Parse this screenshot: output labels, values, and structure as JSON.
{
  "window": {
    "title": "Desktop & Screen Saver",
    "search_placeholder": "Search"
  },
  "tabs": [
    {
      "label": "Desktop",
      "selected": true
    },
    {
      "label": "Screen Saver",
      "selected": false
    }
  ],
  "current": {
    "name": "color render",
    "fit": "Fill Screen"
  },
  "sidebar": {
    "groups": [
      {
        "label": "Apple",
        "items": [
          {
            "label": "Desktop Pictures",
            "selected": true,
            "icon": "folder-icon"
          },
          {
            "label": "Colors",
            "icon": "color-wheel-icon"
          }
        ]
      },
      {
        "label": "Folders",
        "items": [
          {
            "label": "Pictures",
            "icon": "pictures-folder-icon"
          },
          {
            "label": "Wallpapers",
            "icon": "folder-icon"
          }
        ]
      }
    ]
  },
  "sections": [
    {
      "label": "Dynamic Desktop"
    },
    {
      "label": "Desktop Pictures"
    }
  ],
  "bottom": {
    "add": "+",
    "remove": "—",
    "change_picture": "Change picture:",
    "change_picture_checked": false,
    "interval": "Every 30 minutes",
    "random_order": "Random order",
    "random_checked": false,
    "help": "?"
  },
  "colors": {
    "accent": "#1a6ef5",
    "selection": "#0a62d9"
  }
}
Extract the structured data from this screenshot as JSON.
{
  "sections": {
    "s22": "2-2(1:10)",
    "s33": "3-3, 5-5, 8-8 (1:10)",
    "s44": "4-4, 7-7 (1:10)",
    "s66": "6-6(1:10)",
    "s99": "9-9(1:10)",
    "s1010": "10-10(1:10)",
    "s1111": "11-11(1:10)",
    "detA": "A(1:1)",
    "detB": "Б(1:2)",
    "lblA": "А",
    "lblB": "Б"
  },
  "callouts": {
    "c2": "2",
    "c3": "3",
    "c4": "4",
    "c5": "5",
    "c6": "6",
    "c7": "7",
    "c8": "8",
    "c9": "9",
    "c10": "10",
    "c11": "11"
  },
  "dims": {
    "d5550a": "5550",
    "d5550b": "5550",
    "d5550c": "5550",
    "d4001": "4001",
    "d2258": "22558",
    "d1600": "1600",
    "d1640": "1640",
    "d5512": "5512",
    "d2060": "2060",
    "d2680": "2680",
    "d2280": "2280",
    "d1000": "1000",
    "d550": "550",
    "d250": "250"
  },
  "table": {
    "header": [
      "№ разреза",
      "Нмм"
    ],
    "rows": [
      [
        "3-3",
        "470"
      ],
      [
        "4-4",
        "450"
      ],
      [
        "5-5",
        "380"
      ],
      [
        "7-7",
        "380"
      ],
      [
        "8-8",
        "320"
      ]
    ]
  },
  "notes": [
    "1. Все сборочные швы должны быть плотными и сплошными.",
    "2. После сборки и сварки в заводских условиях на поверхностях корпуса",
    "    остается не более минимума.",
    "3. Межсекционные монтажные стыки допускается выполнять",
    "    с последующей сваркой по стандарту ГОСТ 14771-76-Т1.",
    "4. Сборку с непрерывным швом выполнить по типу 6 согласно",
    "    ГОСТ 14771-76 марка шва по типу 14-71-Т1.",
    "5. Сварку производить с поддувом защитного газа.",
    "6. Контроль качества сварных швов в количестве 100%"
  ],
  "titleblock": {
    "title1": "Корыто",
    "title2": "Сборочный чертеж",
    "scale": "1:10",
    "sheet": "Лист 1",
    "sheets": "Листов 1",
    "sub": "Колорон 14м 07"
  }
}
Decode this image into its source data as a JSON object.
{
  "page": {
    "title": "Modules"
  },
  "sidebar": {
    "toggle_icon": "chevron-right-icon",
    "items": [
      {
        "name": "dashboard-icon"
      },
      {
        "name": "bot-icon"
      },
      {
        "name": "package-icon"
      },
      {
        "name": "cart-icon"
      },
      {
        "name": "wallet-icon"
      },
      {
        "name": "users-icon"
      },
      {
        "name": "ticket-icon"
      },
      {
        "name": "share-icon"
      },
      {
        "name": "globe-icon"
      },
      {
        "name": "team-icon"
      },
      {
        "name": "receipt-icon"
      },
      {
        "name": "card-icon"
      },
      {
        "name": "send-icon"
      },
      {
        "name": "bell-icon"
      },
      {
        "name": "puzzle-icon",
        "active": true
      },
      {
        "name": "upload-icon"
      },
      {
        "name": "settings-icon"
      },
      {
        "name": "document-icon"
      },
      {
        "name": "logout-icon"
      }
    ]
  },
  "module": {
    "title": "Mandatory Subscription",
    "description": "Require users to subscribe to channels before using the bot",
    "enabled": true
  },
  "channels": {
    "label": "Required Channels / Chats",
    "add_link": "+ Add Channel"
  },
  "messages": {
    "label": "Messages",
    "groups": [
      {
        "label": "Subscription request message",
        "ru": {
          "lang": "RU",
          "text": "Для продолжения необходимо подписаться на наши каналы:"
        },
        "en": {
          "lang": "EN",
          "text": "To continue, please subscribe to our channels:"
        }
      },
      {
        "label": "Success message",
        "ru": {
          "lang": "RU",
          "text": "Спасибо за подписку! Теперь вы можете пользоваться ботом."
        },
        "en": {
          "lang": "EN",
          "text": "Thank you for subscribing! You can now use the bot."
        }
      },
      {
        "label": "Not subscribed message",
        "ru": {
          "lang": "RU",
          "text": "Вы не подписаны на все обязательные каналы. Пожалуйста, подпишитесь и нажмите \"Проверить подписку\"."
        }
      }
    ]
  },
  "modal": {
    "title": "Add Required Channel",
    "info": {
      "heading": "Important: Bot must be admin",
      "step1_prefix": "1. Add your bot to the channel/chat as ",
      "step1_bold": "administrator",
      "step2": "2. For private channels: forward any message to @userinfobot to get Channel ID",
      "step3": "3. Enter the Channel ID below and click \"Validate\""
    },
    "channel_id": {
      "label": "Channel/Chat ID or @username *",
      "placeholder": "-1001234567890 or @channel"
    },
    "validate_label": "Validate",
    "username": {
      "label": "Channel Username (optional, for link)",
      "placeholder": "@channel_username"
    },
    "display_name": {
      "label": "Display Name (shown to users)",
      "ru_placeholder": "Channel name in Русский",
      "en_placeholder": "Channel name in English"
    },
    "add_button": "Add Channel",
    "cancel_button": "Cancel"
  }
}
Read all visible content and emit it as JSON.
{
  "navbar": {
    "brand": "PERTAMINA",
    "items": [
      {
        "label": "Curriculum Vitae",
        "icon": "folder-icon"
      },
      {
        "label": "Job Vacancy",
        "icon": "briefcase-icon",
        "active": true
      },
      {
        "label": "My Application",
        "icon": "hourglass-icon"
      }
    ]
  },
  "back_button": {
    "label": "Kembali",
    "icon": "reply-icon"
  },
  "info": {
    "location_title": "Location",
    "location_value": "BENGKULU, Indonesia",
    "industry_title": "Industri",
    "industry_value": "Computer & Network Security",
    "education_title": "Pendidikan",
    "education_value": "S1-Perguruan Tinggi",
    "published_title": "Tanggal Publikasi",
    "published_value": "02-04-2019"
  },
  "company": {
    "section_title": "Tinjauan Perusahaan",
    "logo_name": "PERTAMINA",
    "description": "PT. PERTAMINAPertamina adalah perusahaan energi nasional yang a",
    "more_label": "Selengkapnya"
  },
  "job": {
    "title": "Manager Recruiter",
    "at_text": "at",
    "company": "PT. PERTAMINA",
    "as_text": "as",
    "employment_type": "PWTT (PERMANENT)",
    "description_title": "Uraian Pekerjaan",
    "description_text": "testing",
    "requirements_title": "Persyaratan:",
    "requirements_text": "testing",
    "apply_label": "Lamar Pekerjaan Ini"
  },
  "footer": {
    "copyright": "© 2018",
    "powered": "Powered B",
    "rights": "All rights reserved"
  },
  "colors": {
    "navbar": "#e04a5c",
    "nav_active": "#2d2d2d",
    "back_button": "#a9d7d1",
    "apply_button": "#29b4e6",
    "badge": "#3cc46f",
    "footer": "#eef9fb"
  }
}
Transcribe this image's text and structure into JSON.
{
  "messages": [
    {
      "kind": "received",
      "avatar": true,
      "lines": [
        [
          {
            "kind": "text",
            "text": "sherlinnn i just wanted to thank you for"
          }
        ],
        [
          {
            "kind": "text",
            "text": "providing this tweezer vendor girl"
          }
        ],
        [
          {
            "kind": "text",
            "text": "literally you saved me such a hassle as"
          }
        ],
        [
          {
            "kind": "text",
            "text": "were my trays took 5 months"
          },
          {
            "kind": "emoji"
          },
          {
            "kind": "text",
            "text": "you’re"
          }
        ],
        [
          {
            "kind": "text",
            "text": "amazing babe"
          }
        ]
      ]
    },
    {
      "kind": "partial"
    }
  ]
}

--

Only the number is wanted: how many lines above include the word "testing"?

**Worked solution**
2